━━━━━ Extracted information ━━━━━

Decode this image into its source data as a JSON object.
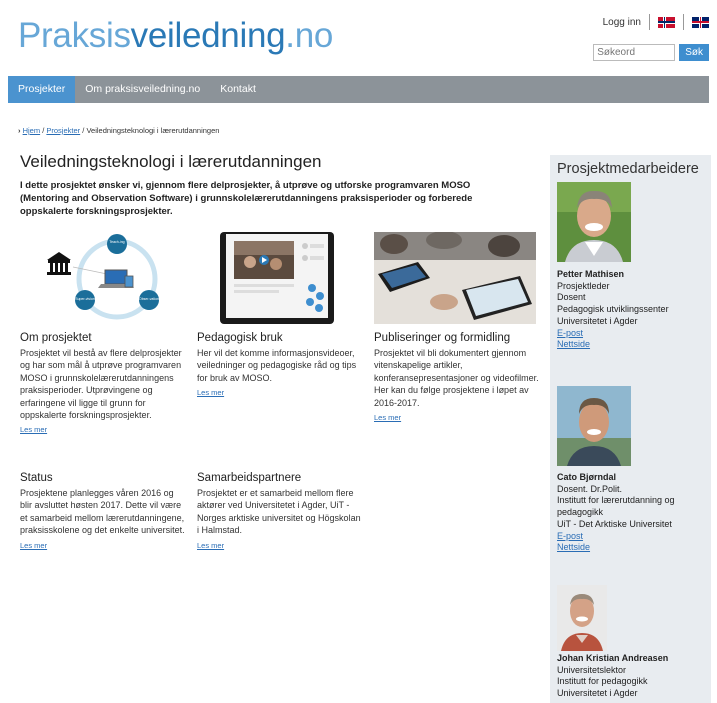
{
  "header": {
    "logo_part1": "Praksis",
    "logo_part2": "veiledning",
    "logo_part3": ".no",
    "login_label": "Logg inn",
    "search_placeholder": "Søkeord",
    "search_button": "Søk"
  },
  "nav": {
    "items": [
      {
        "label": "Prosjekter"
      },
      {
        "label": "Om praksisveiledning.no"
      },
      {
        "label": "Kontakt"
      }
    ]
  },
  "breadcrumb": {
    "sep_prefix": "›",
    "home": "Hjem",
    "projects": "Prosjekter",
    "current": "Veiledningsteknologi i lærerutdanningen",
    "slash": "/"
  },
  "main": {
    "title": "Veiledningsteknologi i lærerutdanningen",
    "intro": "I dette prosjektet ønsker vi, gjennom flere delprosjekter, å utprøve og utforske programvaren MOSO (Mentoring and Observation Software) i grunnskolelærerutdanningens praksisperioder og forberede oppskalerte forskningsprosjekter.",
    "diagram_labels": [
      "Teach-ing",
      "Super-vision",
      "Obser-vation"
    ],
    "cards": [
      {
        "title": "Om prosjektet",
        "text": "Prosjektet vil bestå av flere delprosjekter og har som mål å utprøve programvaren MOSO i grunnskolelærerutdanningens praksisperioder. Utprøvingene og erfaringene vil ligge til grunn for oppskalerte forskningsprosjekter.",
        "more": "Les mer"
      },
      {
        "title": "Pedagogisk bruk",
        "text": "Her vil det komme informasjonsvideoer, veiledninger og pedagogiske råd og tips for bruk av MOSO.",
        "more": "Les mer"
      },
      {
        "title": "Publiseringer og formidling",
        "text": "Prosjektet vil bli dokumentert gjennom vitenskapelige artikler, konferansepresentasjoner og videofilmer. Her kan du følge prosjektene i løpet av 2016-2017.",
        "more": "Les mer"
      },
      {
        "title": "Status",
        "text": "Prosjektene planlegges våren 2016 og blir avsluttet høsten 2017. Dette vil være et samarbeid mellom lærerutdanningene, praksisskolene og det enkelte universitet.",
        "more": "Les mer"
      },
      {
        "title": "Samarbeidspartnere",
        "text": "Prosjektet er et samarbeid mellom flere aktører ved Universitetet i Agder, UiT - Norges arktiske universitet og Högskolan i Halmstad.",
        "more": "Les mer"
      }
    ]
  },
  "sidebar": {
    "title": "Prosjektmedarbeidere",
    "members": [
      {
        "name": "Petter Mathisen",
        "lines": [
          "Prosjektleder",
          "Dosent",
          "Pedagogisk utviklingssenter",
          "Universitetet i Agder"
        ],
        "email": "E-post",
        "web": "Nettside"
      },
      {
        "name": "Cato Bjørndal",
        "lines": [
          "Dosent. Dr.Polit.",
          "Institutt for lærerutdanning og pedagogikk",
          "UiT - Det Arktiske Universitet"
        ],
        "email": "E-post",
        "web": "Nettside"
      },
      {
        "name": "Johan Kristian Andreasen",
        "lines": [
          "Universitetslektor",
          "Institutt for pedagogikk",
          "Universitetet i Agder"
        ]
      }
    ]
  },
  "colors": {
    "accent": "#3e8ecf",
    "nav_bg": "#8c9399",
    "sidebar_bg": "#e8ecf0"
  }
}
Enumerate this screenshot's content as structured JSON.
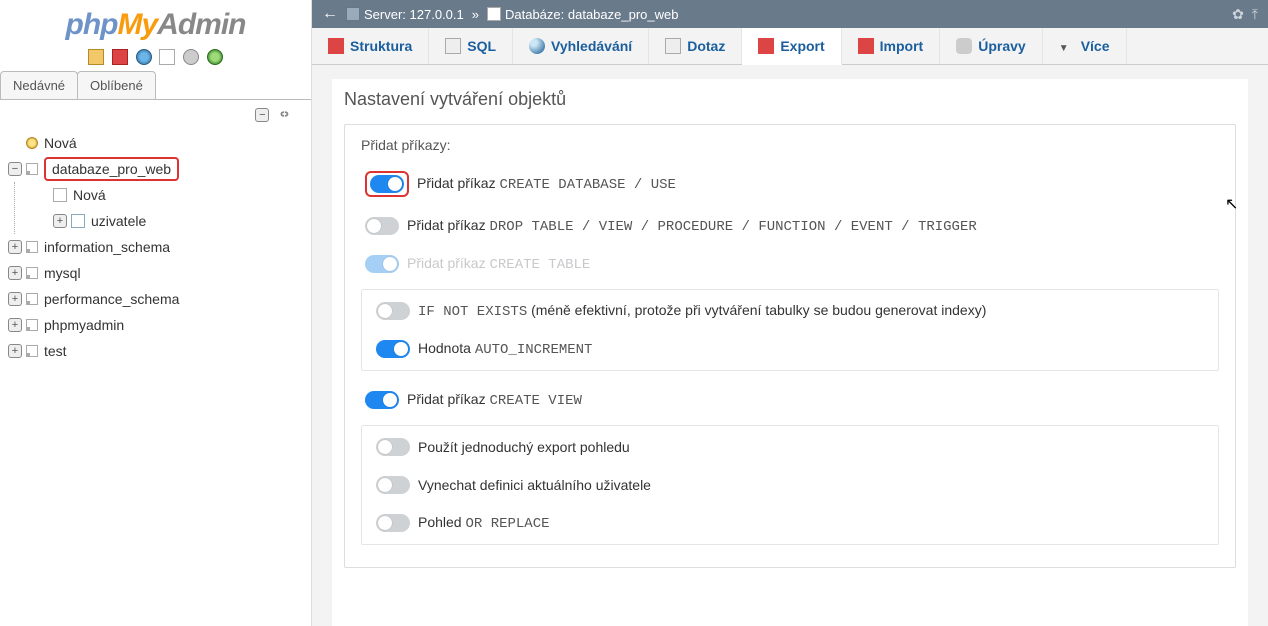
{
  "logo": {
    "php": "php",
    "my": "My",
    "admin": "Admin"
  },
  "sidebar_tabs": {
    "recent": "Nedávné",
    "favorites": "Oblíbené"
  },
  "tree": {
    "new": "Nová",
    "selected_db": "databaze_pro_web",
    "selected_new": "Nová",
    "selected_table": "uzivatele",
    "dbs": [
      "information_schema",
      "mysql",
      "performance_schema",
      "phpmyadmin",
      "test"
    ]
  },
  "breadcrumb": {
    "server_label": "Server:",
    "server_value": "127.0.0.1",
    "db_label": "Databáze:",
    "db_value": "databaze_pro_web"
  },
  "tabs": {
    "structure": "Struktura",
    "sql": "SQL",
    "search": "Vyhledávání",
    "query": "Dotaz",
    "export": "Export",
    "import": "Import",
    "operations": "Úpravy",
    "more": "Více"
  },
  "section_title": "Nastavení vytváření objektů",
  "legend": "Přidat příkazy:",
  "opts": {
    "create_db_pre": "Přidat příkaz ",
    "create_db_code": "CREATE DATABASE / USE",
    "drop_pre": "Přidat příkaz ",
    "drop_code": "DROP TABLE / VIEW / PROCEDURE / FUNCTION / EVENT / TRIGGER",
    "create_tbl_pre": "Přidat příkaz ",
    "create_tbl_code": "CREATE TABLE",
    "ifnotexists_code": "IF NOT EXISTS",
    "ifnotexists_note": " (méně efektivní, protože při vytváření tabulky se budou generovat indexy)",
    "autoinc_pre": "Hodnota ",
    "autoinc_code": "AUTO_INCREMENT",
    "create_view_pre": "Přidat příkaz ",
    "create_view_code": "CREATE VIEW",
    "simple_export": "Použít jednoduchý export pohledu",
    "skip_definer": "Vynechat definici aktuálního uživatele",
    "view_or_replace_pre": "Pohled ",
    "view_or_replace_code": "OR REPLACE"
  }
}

━━━━━
━━━━━ Extracted information ━━━━━

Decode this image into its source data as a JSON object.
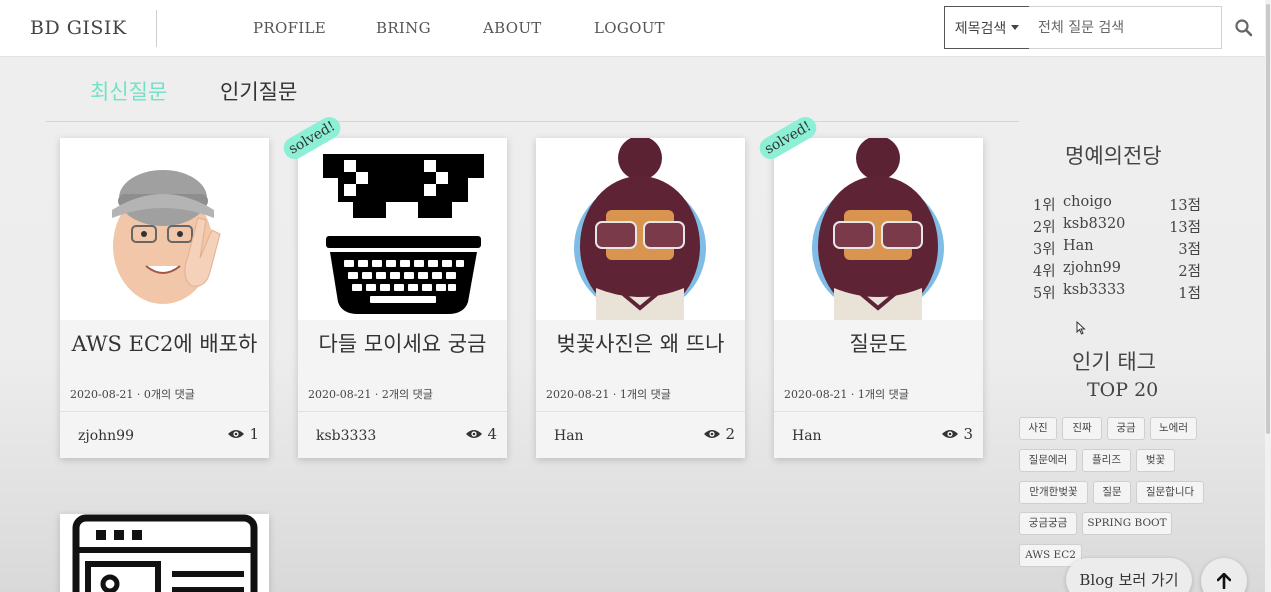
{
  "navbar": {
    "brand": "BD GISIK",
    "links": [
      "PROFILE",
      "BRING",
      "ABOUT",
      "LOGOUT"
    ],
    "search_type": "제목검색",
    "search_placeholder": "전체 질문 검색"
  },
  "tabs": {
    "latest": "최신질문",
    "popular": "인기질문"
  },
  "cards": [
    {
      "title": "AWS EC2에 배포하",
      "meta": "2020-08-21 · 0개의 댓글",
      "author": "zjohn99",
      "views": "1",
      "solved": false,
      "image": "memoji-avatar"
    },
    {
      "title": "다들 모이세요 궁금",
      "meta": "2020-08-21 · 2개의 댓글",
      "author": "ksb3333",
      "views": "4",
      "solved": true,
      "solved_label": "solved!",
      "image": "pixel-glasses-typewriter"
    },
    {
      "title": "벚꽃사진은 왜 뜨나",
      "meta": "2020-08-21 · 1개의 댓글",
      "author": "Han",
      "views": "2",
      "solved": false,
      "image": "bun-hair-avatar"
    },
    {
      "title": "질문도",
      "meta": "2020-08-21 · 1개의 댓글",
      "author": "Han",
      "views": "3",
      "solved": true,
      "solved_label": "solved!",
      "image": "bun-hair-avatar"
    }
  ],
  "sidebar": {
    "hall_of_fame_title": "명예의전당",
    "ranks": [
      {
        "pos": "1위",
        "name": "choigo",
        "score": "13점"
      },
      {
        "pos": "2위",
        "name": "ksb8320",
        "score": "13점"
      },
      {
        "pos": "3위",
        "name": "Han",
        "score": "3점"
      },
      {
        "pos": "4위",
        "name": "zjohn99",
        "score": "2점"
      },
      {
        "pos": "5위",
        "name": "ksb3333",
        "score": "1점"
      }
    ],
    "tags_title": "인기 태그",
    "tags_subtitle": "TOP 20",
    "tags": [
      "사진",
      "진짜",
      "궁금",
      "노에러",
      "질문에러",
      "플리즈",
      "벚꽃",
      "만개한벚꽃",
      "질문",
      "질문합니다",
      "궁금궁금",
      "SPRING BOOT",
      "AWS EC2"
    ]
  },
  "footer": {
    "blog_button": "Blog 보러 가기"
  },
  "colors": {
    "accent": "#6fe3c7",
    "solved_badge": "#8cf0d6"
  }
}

━━━━━

**Problem:**
Spot every line that holds "name" and copy it.

**The response:**
        "name": "Petter Mathisen",
        "name": "Cato Bjørndal",
        "name": "Johan Kristian Andreasen",
        "name": "choigo",
        "name": "ksb8320",
        "name": "Han",
        "name": "zjohn99",
        "name": "ksb3333",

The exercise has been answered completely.